***** Dataset *****

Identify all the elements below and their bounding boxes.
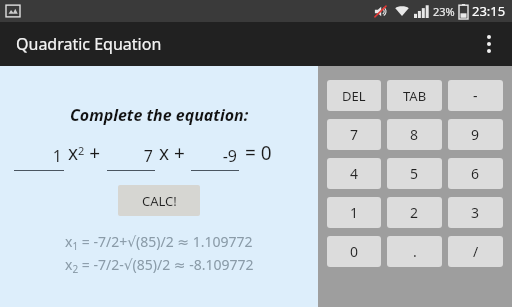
staticText: DEL (342, 87, 366, 105)
staticText: x2 + (68, 140, 101, 166)
button[interactable]: -9 (191, 145, 239, 171)
button[interactable]: 1 (327, 197, 381, 228)
staticText: Complete the equation: (70, 104, 249, 126)
staticText: 23% (433, 4, 455, 19)
staticText: 4 (350, 164, 359, 183)
staticText: CALC! (142, 192, 177, 210)
staticText: 3 (471, 203, 480, 222)
staticText: 7 (143, 145, 153, 167)
staticText: -9 (222, 145, 237, 167)
staticText: / (473, 242, 479, 261)
staticText: 8 (410, 125, 419, 144)
button[interactable]: 7 (107, 145, 155, 171)
button[interactable]: CALC! (118, 185, 200, 216)
staticText: 9 (471, 125, 480, 144)
button[interactable]: More options (466, 22, 512, 66)
staticText: TAB (403, 87, 427, 105)
staticText: 23:15 (472, 2, 506, 20)
button[interactable]: 9 (448, 119, 503, 150)
staticText: x + (159, 140, 185, 166)
staticText: 0 (350, 242, 359, 261)
button[interactable]: 2 (387, 197, 442, 228)
staticText: = 0 (245, 140, 272, 166)
staticText: . (413, 242, 417, 261)
button[interactable]: 0 (327, 236, 381, 267)
button[interactable]: 8 (387, 119, 442, 150)
staticText: 6 (471, 164, 480, 183)
staticText: - (473, 86, 478, 105)
button[interactable]: - (448, 80, 503, 111)
button[interactable]: 3 (448, 197, 503, 228)
staticText: x1 = -7/2+√(85)/2 ≈ 1.109772 (65, 232, 253, 253)
staticText: 7 (350, 125, 359, 144)
button[interactable]: . (387, 236, 442, 267)
staticText: 5 (410, 164, 419, 183)
button[interactable]: DEL (327, 80, 381, 111)
button[interactable]: 4 (327, 158, 381, 189)
staticText: 2 (410, 203, 419, 222)
button[interactable]: 6 (448, 158, 503, 189)
staticText: 1 (350, 203, 359, 222)
staticText: Quadratic Equation (16, 33, 162, 55)
button[interactable]: / (448, 236, 503, 267)
button[interactable]: 7 (327, 119, 381, 150)
staticText: x2 = -7/2-√(85)/2 ≈ -8.109772 (65, 255, 254, 276)
button[interactable]: 5 (387, 158, 442, 189)
button[interactable]: TAB (387, 80, 442, 111)
staticText: 1 (52, 145, 62, 167)
button[interactable]: 1 (14, 145, 64, 171)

*****

__Work to be completed__
Copy the lines verbatim, beginning with the line containing "staticText: DEL (342, 87, 366, 105)" and continuing through the line containing "staticText: 4 (350, 164, 359, 183)".

__Answer to this problem__
staticText: DEL (342, 87, 366, 105)
staticText: x2 + (68, 140, 101, 166)
button[interactable]: -9 (191, 145, 239, 171)
button[interactable]: 1 (327, 197, 381, 228)
staticText: Complete the equation: (70, 104, 249, 126)
staticText: 23% (433, 4, 455, 19)
staticText: 4 (350, 164, 359, 183)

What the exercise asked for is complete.